**AIM**:
Pull out every line in the data that has the string "Handed" in it.

------------------------------------------------

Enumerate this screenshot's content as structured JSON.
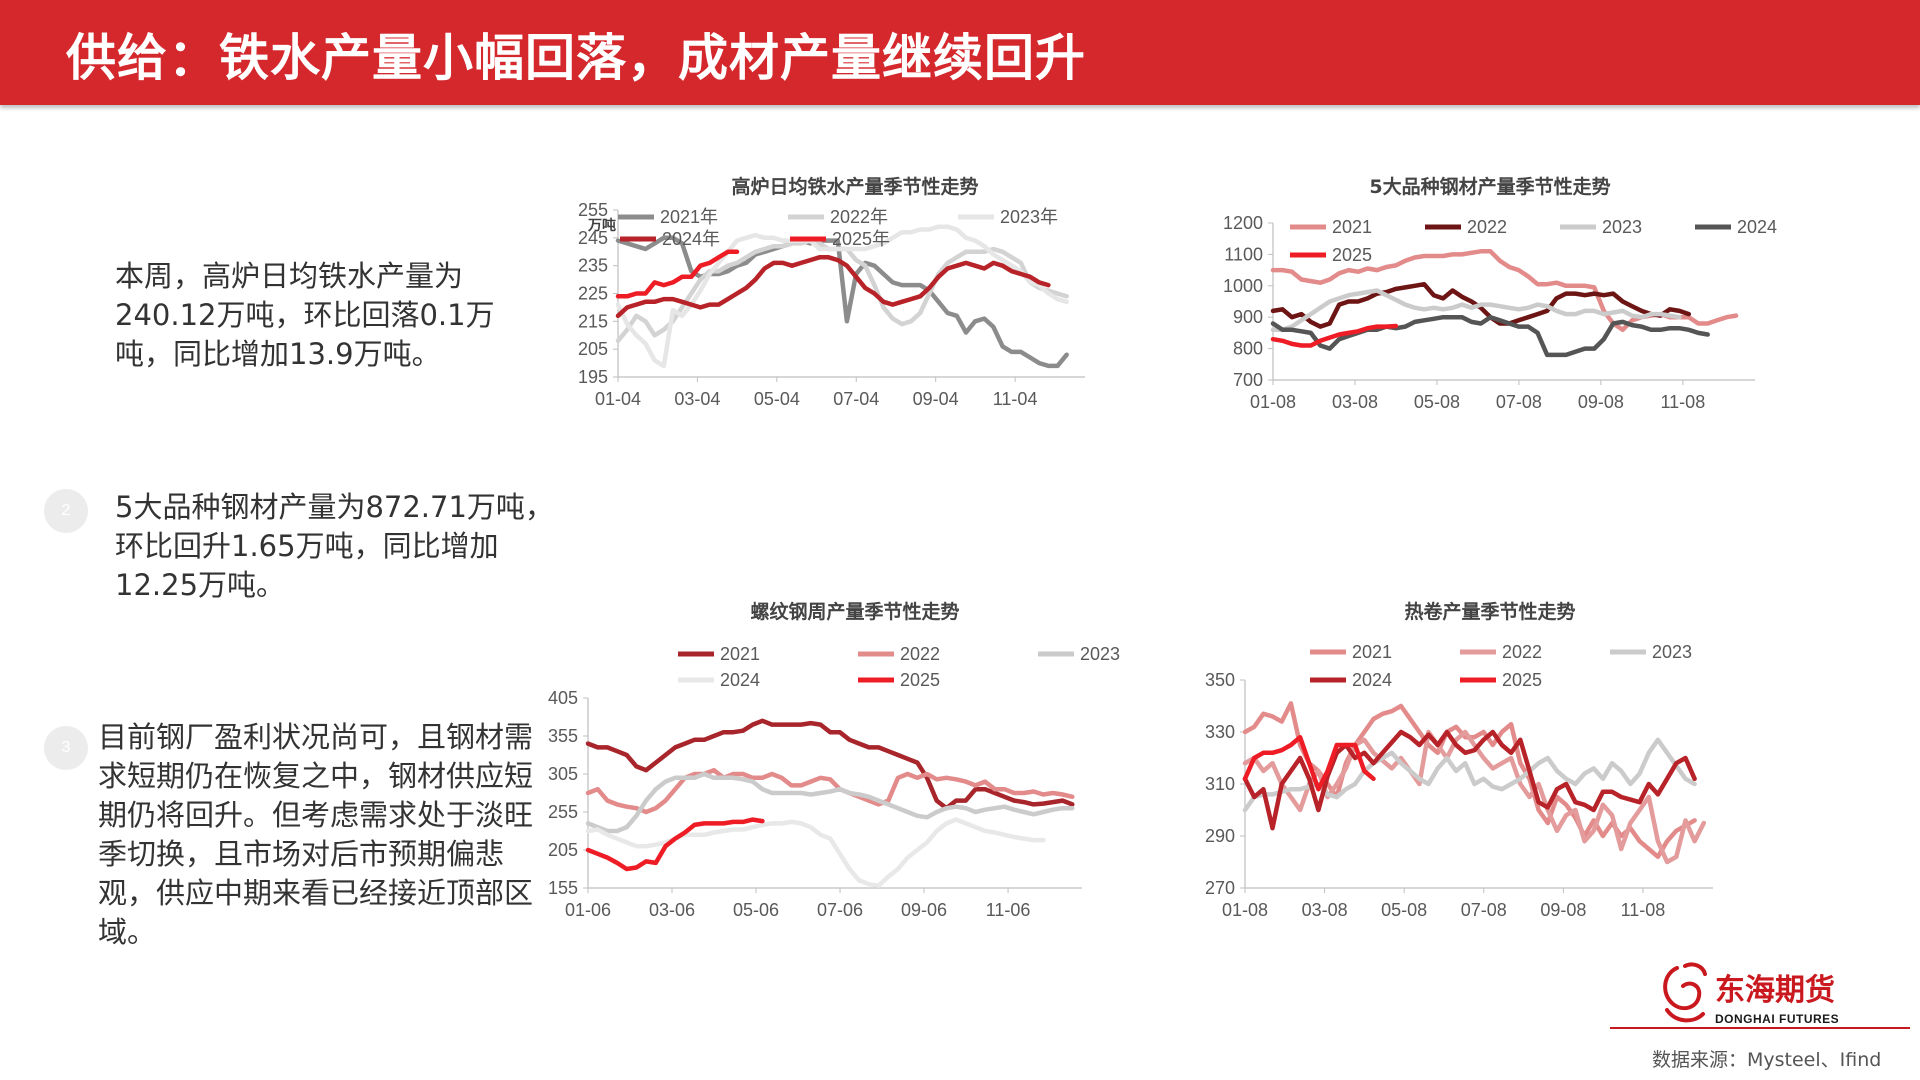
{
  "header": {
    "title": "供给：铁水产量小幅回落，成材产量继续回升"
  },
  "left_text": {
    "p1": [
      "本周，高炉日均铁水产量为",
      "240.12万吨，环比回落0.1万",
      "吨，同比增加13.9万吨。"
    ],
    "p2_num": "2",
    "p2": [
      "5大品种钢材产量为872.71万吨，",
      "环比回升1.65万吨，同比增加",
      "12.25万吨。"
    ],
    "p3_num": "3",
    "p3": [
      "目前钢厂盈利状况尚可，且钢材需",
      "求短期仍在恢复之中，钢材供应短",
      "期仍将回升。但考虑需求处于淡旺",
      "季切换，且市场对后市预期偏悲",
      "观，供应中期来看已经接近顶部区",
      "域。"
    ]
  },
  "logo": {
    "name_cn": "东海期货",
    "name_en": "DONGHAI FUTURES",
    "brand_color": "#c9191f"
  },
  "source": "数据来源：Mysteel、Ifind",
  "chart_data": [
    {
      "type": "line",
      "title": "高炉日均铁水产量季节性走势",
      "unit": "万吨",
      "xticks": [
        "01-04",
        "03-04",
        "05-04",
        "07-04",
        "09-04",
        "11-04"
      ],
      "ylim": [
        195,
        255
      ],
      "yticks": [
        195,
        205,
        215,
        225,
        235,
        245,
        255
      ],
      "series": [
        {
          "name": "2021年",
          "color": "#8c8c8c",
          "values": [
            244,
            243,
            242,
            241,
            243,
            245,
            245,
            243,
            233,
            231,
            232,
            232,
            233,
            235,
            236,
            239,
            240,
            241,
            242,
            243,
            244,
            243,
            244,
            244,
            244,
            215,
            232,
            236,
            235,
            232,
            229,
            228,
            228,
            228,
            226,
            222,
            218,
            217,
            211,
            215,
            216,
            213,
            206,
            204,
            204,
            202,
            200,
            199,
            199,
            203
          ]
        },
        {
          "name": "2022年",
          "color": "#d3d3d3",
          "values": [
            208,
            212,
            217,
            215,
            210,
            212,
            215,
            220,
            225,
            230,
            233,
            233,
            235,
            236,
            238,
            240,
            241,
            242,
            242,
            243,
            243,
            244,
            243,
            241,
            241,
            241,
            237,
            235,
            228,
            220,
            216,
            214,
            215,
            218,
            225,
            232,
            236,
            238,
            240,
            240,
            240,
            241,
            240,
            238,
            236,
            229,
            227,
            226,
            225,
            224
          ]
        },
        {
          "name": "2023年",
          "color": "#e6e6e6",
          "values": [
            221,
            214,
            210,
            207,
            201,
            199,
            219,
            217,
            221,
            226,
            232,
            236,
            240,
            244,
            245,
            246,
            245,
            245,
            244,
            244,
            244,
            244,
            241,
            241,
            241,
            241,
            241,
            241,
            242,
            243,
            245,
            247,
            247,
            248,
            248,
            249,
            249,
            248,
            245,
            244,
            242,
            239,
            237,
            235,
            233,
            229,
            228,
            225,
            223,
            222
          ]
        },
        {
          "name": "2024年",
          "color": "#b72328",
          "values": [
            217,
            220,
            221,
            222,
            222,
            223,
            223,
            222,
            221,
            220,
            221,
            221,
            223,
            225,
            227,
            230,
            234,
            236,
            236,
            235,
            236,
            237,
            238,
            238,
            237,
            235,
            231,
            227,
            225,
            222,
            221,
            222,
            223,
            224,
            227,
            231,
            234,
            235,
            236,
            235,
            234,
            236,
            235,
            233,
            232,
            231,
            229,
            228
          ]
        },
        {
          "name": "2025年",
          "color": "#ee1c25",
          "values": [
            224,
            224,
            225,
            225,
            229,
            228,
            229,
            231,
            231,
            235,
            236,
            238,
            240,
            240
          ]
        }
      ]
    },
    {
      "type": "line",
      "title": "5大品种钢材产量季节性走势",
      "xticks": [
        "01-08",
        "03-08",
        "05-08",
        "07-08",
        "09-08",
        "11-08"
      ],
      "ylim": [
        700,
        1200
      ],
      "yticks": [
        700,
        800,
        900,
        1000,
        1100,
        1200
      ],
      "series": [
        {
          "name": "2021",
          "color": "#e38b8b",
          "values": [
            1050,
            1050,
            1045,
            1020,
            1015,
            1010,
            1020,
            1040,
            1050,
            1045,
            1055,
            1050,
            1060,
            1065,
            1080,
            1090,
            1095,
            1095,
            1095,
            1100,
            1100,
            1105,
            1110,
            1110,
            1080,
            1060,
            1050,
            1030,
            1005,
            1005,
            1010,
            1000,
            1000,
            1000,
            995,
            920,
            880,
            860,
            890,
            900,
            905,
            910,
            900,
            900,
            900,
            880,
            880,
            890,
            900,
            905
          ]
        },
        {
          "name": "2022",
          "color": "#6d1414",
          "values": [
            920,
            925,
            900,
            910,
            885,
            870,
            880,
            940,
            950,
            950,
            960,
            975,
            980,
            990,
            995,
            1000,
            1005,
            970,
            960,
            985,
            965,
            950,
            930,
            900,
            880,
            880,
            890,
            900,
            910,
            920,
            960,
            975,
            975,
            970,
            975,
            970,
            975,
            950,
            935,
            920,
            910,
            905,
            925,
            920,
            910
          ]
        },
        {
          "name": "2023",
          "color": "#cbcbcb",
          "values": [
            860,
            860,
            870,
            890,
            910,
            930,
            950,
            960,
            970,
            975,
            980,
            985,
            970,
            955,
            940,
            930,
            925,
            930,
            925,
            930,
            940,
            930,
            940,
            940,
            935,
            930,
            925,
            930,
            940,
            935,
            920,
            910,
            910,
            920,
            920,
            910,
            915,
            920,
            905,
            900,
            910,
            910,
            905,
            900
          ]
        },
        {
          "name": "2024",
          "color": "#555555",
          "values": [
            880,
            860,
            860,
            855,
            850,
            810,
            800,
            830,
            840,
            850,
            860,
            860,
            870,
            865,
            870,
            885,
            890,
            895,
            900,
            900,
            900,
            885,
            880,
            900,
            890,
            880,
            870,
            870,
            850,
            780,
            780,
            780,
            790,
            800,
            800,
            830,
            880,
            885,
            875,
            870,
            860,
            860,
            865,
            865,
            860,
            850,
            845
          ]
        },
        {
          "name": "2025",
          "color": "#ee1c25",
          "values": [
            830,
            825,
            815,
            810,
            810,
            825,
            835,
            845,
            850,
            855,
            865,
            870,
            870,
            872
          ]
        }
      ]
    },
    {
      "type": "line",
      "title": "螺纹钢周产量季节性走势",
      "xticks": [
        "01-06",
        "03-06",
        "05-06",
        "07-06",
        "09-06",
        "11-06"
      ],
      "ylim": [
        155,
        405
      ],
      "yticks": [
        155,
        205,
        255,
        305,
        355,
        405
      ],
      "series": [
        {
          "name": "2021",
          "color": "#a8262b",
          "values": [
            345,
            340,
            340,
            335,
            330,
            315,
            310,
            320,
            330,
            340,
            345,
            350,
            350,
            355,
            360,
            360,
            362,
            370,
            375,
            370,
            370,
            370,
            370,
            372,
            370,
            360,
            360,
            350,
            345,
            340,
            340,
            335,
            330,
            325,
            320,
            300,
            270,
            260,
            270,
            270,
            285,
            285,
            280,
            275,
            270,
            268,
            265,
            266,
            268,
            270,
            265
          ]
        },
        {
          "name": "2022",
          "color": "#e38b8b",
          "values": [
            280,
            285,
            270,
            265,
            262,
            260,
            255,
            260,
            270,
            285,
            300,
            305,
            305,
            310,
            300,
            305,
            305,
            300,
            300,
            305,
            300,
            290,
            290,
            295,
            300,
            298,
            285,
            280,
            275,
            270,
            265,
            270,
            300,
            305,
            300,
            305,
            298,
            300,
            298,
            295,
            290,
            295,
            285,
            285,
            280,
            280,
            282,
            278,
            280,
            278,
            275
          ]
        },
        {
          "name": "2023",
          "color": "#cbcbcb",
          "values": [
            240,
            235,
            230,
            230,
            235,
            250,
            270,
            285,
            295,
            300,
            300,
            300,
            305,
            300,
            300,
            300,
            298,
            295,
            285,
            280,
            280,
            280,
            280,
            278,
            280,
            282,
            285,
            280,
            278,
            275,
            270,
            265,
            260,
            255,
            250,
            248,
            255,
            260,
            262,
            260,
            255,
            258,
            260,
            262,
            258,
            255,
            252,
            255,
            258,
            260,
            260
          ]
        },
        {
          "name": "2024",
          "color": "#e8e8e8",
          "values": [
            230,
            232,
            225,
            220,
            215,
            210,
            210,
            212,
            215,
            220,
            225,
            225,
            225,
            228,
            230,
            232,
            232,
            235,
            238,
            240,
            240,
            242,
            240,
            235,
            225,
            220,
            200,
            180,
            165,
            160,
            158,
            170,
            180,
            195,
            205,
            215,
            230,
            240,
            245,
            240,
            235,
            230,
            228,
            225,
            222,
            220,
            218,
            218
          ]
        },
        {
          "name": "2025",
          "color": "#ee1c25",
          "values": [
            205,
            200,
            195,
            188,
            180,
            182,
            190,
            188,
            210,
            220,
            228,
            238,
            240,
            240,
            240,
            242,
            242,
            245,
            243
          ]
        }
      ]
    },
    {
      "type": "line",
      "title": "热卷产量季节性走势",
      "xticks": [
        "01-08",
        "03-08",
        "05-08",
        "07-08",
        "09-08",
        "11-08"
      ],
      "ylim": [
        270,
        350
      ],
      "yticks": [
        270,
        290,
        310,
        330,
        350
      ],
      "series": [
        {
          "name": "2021",
          "color": "#e38b8b",
          "values": [
            330,
            332,
            337,
            336,
            334,
            341,
            325,
            318,
            315,
            310,
            305,
            318,
            325,
            330,
            335,
            337,
            338,
            340,
            335,
            330,
            325,
            322,
            330,
            332,
            328,
            328,
            330,
            325,
            330,
            333,
            318,
            312,
            300,
            295,
            305,
            302,
            297,
            290,
            296,
            290,
            295,
            290,
            293,
            288,
            285,
            282,
            288,
            292,
            294,
            296
          ]
        },
        {
          "name": "2022",
          "color": "#e49b9b",
          "values": [
            318,
            320,
            315,
            318,
            310,
            305,
            300,
            310,
            315,
            305,
            310,
            316,
            325,
            327,
            322,
            319,
            316,
            320,
            315,
            310,
            330,
            325,
            320,
            327,
            330,
            325,
            320,
            316,
            318,
            320,
            310,
            305,
            310,
            300,
            292,
            298,
            300,
            288,
            292,
            302,
            298,
            285,
            295,
            300,
            305,
            288,
            280,
            282,
            296,
            288,
            295
          ]
        },
        {
          "name": "2023",
          "color": "#cbcbcb",
          "values": [
            300,
            305,
            306,
            306,
            307,
            308,
            308,
            309,
            310,
            306,
            305,
            308,
            310,
            315,
            318,
            320,
            322,
            318,
            315,
            312,
            310,
            316,
            320,
            315,
            318,
            310,
            312,
            309,
            308,
            310,
            312,
            315,
            318,
            320,
            315,
            312,
            310,
            314,
            316,
            312,
            318,
            315,
            310,
            314,
            322,
            327,
            322,
            317,
            312,
            310
          ]
        },
        {
          "name": "2024",
          "color": "#b72328",
          "values": [
            312,
            305,
            308,
            293,
            310,
            315,
            320,
            312,
            300,
            313,
            322,
            325,
            320,
            322,
            318,
            322,
            326,
            330,
            328,
            325,
            329,
            325,
            330,
            325,
            322,
            323,
            327,
            330,
            325,
            322,
            327,
            315,
            303,
            301,
            308,
            310,
            303,
            302,
            300,
            307,
            307,
            305,
            304,
            303,
            310,
            306,
            312,
            318,
            320,
            312
          ]
        },
        {
          "name": "2025",
          "color": "#ee1c25",
          "values": [
            312,
            320,
            322,
            322,
            323,
            325,
            328,
            318,
            308,
            315,
            325,
            325,
            325,
            315,
            312
          ]
        }
      ]
    }
  ]
}
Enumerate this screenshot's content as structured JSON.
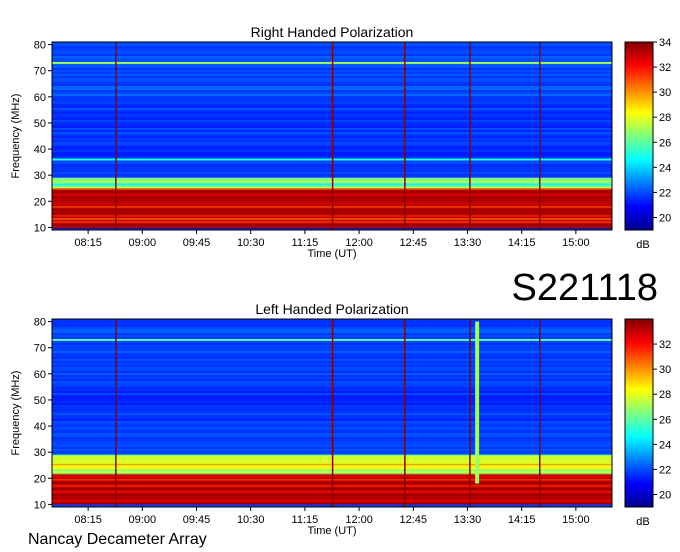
{
  "footer_text": "Nancay Decameter Array",
  "date_label": "S221118",
  "chart_data": [
    {
      "type": "heatmap",
      "title": "Right Handed Polarization",
      "xlabel": "Time (UT)",
      "ylabel": "Frequency (MHz)",
      "x_ticks": [
        "08:15",
        "09:00",
        "09:45",
        "10:30",
        "11:15",
        "12:00",
        "12:45",
        "13:30",
        "14:15",
        "15:00"
      ],
      "xlim": [
        "07:45",
        "15:30"
      ],
      "y_ticks": [
        10,
        20,
        30,
        40,
        50,
        60,
        70,
        80
      ],
      "ylim": [
        9,
        81
      ],
      "colorbar": {
        "label": "dB",
        "ticks": [
          20,
          22,
          24,
          26,
          28,
          30,
          32,
          34
        ],
        "range": [
          19,
          34
        ]
      },
      "colormap": "jet",
      "features": [
        {
          "freq_range_mhz": [
            10,
            25
          ],
          "level_db": 33,
          "desc": "strong emission band"
        },
        {
          "freq_range_mhz": [
            25,
            29
          ],
          "level_db": 26
        },
        {
          "freq_mhz": 73,
          "level_db": 27,
          "desc": "horizontal interference line"
        },
        {
          "freq_mhz": 36,
          "level_db": 25
        }
      ]
    },
    {
      "type": "heatmap",
      "title": "Left Handed Polarization",
      "xlabel": "Time (UT)",
      "ylabel": "Frequency (MHz)",
      "x_ticks": [
        "08:15",
        "09:00",
        "09:45",
        "10:30",
        "11:15",
        "12:00",
        "12:45",
        "13:30",
        "14:15",
        "15:00"
      ],
      "xlim": [
        "07:45",
        "15:30"
      ],
      "y_ticks": [
        10,
        20,
        30,
        40,
        50,
        60,
        70,
        80
      ],
      "ylim": [
        9,
        81
      ],
      "colorbar": {
        "label": "dB",
        "ticks": [
          20,
          22,
          24,
          26,
          28,
          30,
          32
        ],
        "range": [
          19,
          34
        ]
      },
      "colormap": "jet",
      "features": [
        {
          "freq_range_mhz": [
            10,
            22
          ],
          "level_db": 33,
          "desc": "strong emission band"
        },
        {
          "freq_range_mhz": [
            22,
            29
          ],
          "level_db": 28
        },
        {
          "freq_mhz": 73,
          "level_db": 26,
          "desc": "horizontal interference line"
        },
        {
          "time": "13:38",
          "freq_range_mhz": [
            18,
            80
          ],
          "level_db": 27,
          "desc": "vertical burst"
        }
      ]
    }
  ]
}
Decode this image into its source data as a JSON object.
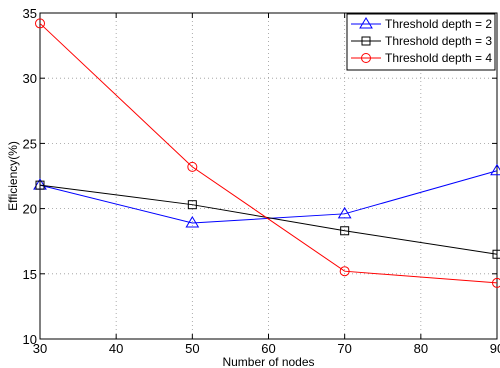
{
  "chart_data": {
    "type": "line",
    "title": "",
    "xlabel": "Number of nodes",
    "ylabel": "Efficiency(%)",
    "xlim": [
      30,
      90
    ],
    "ylim": [
      10,
      35
    ],
    "xticks": [
      30,
      40,
      50,
      60,
      70,
      80,
      90
    ],
    "yticks": [
      10,
      15,
      20,
      25,
      30,
      35
    ],
    "grid": true,
    "legend_position": "top-right",
    "x": [
      30,
      50,
      70,
      90
    ],
    "series": [
      {
        "name": "Threshold depth = 2",
        "values": [
          21.8,
          18.9,
          19.6,
          22.9
        ],
        "color": "#0000ff",
        "marker": "triangle"
      },
      {
        "name": "Threshold depth = 3",
        "values": [
          21.8,
          20.3,
          18.3,
          16.5
        ],
        "color": "#000000",
        "marker": "square"
      },
      {
        "name": "Threshold depth = 4",
        "values": [
          34.2,
          23.2,
          15.2,
          14.3
        ],
        "color": "#ff0000",
        "marker": "circle"
      }
    ]
  }
}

------------------------------------------------

**TASK SOLUTION**:
      "title": "Right Handed Polarization",
      "title": "Left Handed Polarization",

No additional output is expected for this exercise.